◆ **WRITTEN PROBLEM**: Every line that contains "Behavior" counts once; give the total number of such lines, with no other words.

◆ **DATASET ENTRIES**:

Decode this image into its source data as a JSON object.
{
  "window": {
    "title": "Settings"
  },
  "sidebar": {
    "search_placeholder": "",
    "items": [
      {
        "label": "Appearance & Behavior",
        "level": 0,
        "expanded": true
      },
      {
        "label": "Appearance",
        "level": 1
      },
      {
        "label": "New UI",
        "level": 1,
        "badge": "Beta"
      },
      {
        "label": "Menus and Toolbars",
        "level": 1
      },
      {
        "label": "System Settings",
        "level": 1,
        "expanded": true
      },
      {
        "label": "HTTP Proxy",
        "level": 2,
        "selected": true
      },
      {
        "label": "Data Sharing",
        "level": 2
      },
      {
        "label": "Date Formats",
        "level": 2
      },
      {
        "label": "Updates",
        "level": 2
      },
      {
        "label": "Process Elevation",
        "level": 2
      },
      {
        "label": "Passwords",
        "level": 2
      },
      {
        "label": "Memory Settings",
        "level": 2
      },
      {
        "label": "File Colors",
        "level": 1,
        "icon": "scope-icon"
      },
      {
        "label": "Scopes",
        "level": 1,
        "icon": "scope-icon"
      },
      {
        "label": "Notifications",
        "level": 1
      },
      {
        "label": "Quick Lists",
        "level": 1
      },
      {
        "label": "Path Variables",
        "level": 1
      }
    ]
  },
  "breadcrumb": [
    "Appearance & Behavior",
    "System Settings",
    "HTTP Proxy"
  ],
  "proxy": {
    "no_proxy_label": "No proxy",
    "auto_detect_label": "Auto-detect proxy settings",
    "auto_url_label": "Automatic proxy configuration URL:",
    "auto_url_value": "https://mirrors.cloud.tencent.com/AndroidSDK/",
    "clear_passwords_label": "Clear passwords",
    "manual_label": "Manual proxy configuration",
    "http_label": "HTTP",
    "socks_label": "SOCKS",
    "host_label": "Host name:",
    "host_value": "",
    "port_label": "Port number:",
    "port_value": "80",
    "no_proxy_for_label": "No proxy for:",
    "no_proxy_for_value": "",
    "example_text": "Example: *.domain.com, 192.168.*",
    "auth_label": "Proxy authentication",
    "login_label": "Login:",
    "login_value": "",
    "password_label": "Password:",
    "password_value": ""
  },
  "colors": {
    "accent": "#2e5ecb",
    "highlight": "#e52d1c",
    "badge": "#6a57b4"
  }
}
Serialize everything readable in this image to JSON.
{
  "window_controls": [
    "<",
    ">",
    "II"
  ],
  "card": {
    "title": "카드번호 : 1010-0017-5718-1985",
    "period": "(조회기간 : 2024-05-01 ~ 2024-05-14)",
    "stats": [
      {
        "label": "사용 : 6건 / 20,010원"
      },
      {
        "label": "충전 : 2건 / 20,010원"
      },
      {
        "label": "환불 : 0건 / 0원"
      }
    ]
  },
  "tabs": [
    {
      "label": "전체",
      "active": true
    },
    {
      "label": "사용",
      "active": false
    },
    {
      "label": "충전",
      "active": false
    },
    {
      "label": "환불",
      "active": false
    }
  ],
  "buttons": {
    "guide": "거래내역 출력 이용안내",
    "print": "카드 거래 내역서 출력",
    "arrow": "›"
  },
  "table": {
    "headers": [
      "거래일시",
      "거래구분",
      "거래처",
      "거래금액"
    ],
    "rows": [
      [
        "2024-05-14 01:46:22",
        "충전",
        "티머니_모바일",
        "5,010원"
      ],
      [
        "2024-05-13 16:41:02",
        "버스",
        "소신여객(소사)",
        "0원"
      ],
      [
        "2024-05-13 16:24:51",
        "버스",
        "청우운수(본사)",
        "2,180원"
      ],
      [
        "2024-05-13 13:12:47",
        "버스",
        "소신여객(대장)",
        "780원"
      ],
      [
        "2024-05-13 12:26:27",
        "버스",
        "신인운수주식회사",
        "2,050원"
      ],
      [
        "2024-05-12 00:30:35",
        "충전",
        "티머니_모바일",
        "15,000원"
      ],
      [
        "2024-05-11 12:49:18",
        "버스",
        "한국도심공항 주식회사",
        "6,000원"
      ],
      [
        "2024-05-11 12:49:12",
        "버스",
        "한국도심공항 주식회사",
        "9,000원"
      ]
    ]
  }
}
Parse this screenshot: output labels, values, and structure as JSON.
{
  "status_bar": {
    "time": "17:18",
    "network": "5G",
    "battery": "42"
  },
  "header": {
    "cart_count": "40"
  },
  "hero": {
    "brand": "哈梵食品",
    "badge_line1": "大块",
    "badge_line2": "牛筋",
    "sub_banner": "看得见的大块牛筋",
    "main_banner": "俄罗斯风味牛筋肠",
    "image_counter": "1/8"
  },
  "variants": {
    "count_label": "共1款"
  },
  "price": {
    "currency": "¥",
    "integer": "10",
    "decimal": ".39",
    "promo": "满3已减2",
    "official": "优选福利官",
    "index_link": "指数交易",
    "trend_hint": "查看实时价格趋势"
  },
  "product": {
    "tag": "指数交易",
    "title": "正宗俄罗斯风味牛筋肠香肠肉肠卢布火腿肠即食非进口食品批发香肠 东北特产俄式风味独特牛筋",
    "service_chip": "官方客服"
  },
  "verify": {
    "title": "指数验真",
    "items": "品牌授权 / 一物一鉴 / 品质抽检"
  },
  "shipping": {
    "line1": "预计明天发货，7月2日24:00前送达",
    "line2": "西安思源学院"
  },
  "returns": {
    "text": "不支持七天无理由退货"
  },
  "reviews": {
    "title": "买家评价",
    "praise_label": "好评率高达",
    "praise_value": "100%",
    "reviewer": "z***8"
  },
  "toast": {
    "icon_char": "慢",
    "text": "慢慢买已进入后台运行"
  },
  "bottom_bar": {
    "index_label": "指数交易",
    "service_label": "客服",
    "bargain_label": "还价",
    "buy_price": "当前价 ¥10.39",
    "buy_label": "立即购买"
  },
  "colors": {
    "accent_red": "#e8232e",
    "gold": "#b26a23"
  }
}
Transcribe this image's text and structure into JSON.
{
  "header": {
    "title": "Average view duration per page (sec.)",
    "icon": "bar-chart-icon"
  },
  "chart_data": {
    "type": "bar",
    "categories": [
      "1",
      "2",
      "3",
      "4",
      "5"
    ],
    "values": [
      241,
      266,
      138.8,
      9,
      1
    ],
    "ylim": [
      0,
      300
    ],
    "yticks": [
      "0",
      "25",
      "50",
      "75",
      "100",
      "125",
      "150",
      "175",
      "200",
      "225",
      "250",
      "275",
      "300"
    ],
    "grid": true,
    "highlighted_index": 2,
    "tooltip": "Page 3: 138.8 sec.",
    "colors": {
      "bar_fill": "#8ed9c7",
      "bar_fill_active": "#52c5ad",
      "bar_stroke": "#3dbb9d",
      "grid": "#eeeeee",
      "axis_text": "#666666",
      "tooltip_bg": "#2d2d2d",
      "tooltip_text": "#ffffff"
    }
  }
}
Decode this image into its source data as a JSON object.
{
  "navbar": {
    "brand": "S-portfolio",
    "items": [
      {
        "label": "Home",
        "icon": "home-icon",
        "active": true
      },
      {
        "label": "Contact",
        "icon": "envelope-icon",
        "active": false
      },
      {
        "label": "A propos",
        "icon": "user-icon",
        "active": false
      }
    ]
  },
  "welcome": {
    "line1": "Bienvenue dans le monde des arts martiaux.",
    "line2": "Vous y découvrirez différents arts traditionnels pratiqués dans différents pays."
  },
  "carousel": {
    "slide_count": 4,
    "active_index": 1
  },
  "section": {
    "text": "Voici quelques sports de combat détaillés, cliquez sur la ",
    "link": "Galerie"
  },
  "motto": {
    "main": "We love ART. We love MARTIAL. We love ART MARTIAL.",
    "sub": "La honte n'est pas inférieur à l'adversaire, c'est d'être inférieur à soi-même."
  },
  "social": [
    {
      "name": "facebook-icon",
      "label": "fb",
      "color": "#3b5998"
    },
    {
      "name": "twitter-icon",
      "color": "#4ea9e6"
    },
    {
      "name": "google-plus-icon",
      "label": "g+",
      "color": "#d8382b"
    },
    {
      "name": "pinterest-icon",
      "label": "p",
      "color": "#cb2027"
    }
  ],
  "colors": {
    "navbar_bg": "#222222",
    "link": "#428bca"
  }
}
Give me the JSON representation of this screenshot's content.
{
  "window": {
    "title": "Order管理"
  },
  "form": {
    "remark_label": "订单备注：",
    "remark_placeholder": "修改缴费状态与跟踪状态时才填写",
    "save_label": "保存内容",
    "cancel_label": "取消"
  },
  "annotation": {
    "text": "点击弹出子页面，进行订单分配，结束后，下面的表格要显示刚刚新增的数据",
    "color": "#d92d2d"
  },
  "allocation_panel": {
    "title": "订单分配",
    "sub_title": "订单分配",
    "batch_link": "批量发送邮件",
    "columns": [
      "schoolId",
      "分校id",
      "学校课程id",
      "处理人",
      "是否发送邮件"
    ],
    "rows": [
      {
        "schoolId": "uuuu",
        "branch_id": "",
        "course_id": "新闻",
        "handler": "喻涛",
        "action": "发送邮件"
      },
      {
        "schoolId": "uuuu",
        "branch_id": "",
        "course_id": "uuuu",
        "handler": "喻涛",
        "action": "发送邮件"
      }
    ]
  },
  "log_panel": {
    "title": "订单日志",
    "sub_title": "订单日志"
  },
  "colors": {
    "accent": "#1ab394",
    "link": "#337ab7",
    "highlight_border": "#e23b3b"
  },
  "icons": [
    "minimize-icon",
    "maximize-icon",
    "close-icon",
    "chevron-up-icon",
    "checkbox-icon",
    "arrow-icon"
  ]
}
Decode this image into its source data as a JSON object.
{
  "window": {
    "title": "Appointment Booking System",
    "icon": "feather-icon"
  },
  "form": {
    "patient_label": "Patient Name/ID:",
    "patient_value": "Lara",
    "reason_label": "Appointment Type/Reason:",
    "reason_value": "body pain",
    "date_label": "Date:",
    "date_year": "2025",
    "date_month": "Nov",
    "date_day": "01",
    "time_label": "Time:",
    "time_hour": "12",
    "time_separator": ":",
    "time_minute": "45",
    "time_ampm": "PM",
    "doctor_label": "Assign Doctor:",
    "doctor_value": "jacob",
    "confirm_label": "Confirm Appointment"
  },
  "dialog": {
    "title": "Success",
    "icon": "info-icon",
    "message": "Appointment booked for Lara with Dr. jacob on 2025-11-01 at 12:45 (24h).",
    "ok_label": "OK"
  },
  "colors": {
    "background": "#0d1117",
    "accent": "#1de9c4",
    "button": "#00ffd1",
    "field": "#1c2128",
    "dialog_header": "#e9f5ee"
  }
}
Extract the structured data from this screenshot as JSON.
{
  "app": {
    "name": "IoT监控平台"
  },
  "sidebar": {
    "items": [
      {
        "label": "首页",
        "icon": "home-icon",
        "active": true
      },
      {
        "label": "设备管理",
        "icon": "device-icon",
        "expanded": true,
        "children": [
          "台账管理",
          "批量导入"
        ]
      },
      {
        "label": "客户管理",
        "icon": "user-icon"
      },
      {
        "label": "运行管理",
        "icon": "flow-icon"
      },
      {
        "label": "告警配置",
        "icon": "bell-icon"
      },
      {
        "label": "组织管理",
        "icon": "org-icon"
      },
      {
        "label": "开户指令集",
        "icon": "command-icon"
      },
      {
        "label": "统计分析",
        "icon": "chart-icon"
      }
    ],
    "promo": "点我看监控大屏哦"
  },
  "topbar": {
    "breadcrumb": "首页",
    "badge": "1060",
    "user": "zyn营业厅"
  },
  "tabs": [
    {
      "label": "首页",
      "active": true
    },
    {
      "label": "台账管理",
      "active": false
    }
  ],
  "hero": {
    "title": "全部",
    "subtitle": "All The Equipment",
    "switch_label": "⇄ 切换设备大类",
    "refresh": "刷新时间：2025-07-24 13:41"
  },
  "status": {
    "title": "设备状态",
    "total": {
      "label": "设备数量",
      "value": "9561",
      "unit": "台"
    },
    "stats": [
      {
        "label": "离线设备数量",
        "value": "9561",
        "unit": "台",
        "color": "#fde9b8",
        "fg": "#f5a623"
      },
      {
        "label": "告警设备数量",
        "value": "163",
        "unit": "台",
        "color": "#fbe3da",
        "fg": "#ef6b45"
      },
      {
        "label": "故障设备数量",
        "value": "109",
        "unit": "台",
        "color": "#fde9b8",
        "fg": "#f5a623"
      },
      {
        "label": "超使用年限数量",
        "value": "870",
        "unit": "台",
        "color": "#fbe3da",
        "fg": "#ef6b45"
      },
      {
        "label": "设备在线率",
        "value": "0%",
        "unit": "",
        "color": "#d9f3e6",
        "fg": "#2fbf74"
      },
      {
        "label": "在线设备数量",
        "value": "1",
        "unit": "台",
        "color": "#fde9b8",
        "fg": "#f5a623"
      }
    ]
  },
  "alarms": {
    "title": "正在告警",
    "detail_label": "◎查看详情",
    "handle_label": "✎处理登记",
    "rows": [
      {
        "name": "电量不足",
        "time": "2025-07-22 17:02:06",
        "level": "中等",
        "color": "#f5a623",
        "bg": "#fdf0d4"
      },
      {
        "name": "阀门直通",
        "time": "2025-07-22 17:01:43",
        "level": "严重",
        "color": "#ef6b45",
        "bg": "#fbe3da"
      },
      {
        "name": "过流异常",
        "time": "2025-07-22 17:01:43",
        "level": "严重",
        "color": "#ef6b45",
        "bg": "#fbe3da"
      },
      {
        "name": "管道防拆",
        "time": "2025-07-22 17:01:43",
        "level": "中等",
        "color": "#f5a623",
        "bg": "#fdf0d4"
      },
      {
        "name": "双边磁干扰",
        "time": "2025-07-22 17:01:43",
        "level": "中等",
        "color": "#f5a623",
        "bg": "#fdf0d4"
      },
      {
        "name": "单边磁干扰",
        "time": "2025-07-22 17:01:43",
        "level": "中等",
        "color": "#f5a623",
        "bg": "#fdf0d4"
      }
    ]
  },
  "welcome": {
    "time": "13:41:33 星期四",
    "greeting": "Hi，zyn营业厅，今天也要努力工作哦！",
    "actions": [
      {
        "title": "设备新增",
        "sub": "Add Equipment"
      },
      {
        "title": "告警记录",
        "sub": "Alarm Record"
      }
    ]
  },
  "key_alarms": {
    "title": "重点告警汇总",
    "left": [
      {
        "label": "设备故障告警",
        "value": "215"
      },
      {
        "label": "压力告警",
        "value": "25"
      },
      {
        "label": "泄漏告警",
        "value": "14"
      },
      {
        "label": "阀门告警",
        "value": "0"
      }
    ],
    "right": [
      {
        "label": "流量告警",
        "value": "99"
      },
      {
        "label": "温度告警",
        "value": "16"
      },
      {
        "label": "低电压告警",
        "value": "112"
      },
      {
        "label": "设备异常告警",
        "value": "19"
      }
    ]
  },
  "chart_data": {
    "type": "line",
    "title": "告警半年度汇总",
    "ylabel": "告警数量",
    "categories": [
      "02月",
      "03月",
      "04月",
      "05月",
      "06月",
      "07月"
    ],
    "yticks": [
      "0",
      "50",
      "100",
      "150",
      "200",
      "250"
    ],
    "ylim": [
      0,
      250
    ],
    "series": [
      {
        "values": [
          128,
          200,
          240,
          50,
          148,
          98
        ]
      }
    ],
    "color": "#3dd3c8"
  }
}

◆ **REPLY**: 2